> **What this task involves**
Without omitting anything, return the records precisely as given.

> **Saved entries**
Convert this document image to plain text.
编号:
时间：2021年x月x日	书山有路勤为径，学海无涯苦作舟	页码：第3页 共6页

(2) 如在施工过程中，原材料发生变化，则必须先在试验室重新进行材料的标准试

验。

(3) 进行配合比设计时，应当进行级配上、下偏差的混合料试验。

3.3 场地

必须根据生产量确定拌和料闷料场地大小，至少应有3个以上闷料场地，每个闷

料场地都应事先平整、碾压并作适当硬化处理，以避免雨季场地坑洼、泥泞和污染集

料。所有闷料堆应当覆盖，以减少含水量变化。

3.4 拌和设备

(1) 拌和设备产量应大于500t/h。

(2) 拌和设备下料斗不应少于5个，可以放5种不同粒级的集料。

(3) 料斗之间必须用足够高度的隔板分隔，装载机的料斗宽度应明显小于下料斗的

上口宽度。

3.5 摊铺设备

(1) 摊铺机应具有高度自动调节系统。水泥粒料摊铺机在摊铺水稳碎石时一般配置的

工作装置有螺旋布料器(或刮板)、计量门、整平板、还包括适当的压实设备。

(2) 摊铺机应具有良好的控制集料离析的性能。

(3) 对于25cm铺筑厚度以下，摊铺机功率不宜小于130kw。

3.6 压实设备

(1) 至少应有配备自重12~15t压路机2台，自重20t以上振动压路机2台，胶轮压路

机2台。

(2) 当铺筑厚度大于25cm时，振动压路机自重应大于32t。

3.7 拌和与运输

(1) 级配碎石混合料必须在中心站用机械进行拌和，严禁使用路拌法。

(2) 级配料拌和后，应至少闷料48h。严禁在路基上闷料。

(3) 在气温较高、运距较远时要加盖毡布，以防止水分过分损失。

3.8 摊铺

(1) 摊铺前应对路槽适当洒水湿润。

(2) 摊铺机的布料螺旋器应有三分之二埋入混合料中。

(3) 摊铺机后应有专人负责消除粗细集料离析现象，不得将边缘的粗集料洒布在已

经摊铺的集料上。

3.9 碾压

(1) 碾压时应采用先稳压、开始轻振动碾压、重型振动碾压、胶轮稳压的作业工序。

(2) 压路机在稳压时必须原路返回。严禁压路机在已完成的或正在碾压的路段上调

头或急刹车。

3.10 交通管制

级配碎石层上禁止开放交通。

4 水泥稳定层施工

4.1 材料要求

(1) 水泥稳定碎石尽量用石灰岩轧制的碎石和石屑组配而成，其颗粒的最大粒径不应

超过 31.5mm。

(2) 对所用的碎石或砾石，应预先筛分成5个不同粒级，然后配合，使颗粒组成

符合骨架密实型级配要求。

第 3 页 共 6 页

> **Written reply**
Convert this document image to plain text.
编号:
时间：2021年x月x日	书山有路勤为径，学海无涯苦作舟	页码：第3页 共6页

(2) 如在施工过程中，原材料发生变化，则必须先在试验室重新进行材料的标准试

验。

(3) 进行配合比设计时，应当进行级配上、下偏差的混合料试验。

3.3 场地

必须根据生产量确定拌和料闷料场地大小，至少应有3个以上闷料场地，每个闷

料场地都应事先平整、碾压并作适当硬化处理，以避免雨季场地坑洼、泥泞和污染集

料。所有闷料堆应当覆盖，以减少含水量变化。

3.4 拌和设备

(1) 拌和设备产量应大于500t/h。

(2) 拌和设备下料斗不应少于5个，可以放5种不同粒级的集料。

(3) 料斗之间必须用足够高度的隔板分隔，装载机的料斗宽度应明显小于下料斗的

上口宽度。

3.5 摊铺设备

(1) 摊铺机应具有高度自动调节系统。水泥粒料摊铺机在摊铺水稳碎石时一般配置的

工作装置有螺旋布料器(或刮板)、计量门、整平板、还包括适当的压实设备。

(2) 摊铺机应具有良好的控制集料离析的性能。

(3) 对于25cm铺筑厚度以下，摊铺机功率不宜小于130kw。

3.6 压实设备

(1) 至少应有配备自重12~15t压路机2台，自重20t以上振动压路机2台，胶轮压路

机2台。

(2) 当铺筑厚度大于25cm时，振动压路机自重应大于32t。

3.7 拌和与运输

(1) 级配碎石混合料必须在中心站用机械进行拌和，严禁使用路拌法。

(2) 级配料拌和后，应至少闷料48h。严禁在路基上闷料。

(3) 在气温较高、运距较远时要加盖毡布，以防止水分过分损失。

3.8 摊铺

(1) 摊铺前应对路槽适当洒水湿润。

(2) 摊铺机的布料螺旋器应有三分之二埋入混合料中。

(3) 摊铺机后应有专人负责消除粗细集料离析现象，不得将边缘的粗集料洒布在已

经摊铺的集料上。

3.9 碾压

(1) 碾压时应采用先稳压、开始轻振动碾压、重型振动碾压、胶轮稳压的作业工序。

(2) 压路机在稳压时必须原路返回。严禁压路机在已完成的或正在碾压的路段上调

头或急刹车。

3.10 交通管制

级配碎石层上禁止开放交通。

4 水泥稳定层施工

4.1 材料要求

(1) 水泥稳定碎石尽量用石灰岩轧制的碎石和石屑组配而成，其颗粒的最大粒径不应

超过 31.5mm。

(2) 对所用的碎石或砾石，应预先筛分成5个不同粒级，然后配合，使颗粒组成

符合骨架密实型级配要求。

第 3 页 共 6 页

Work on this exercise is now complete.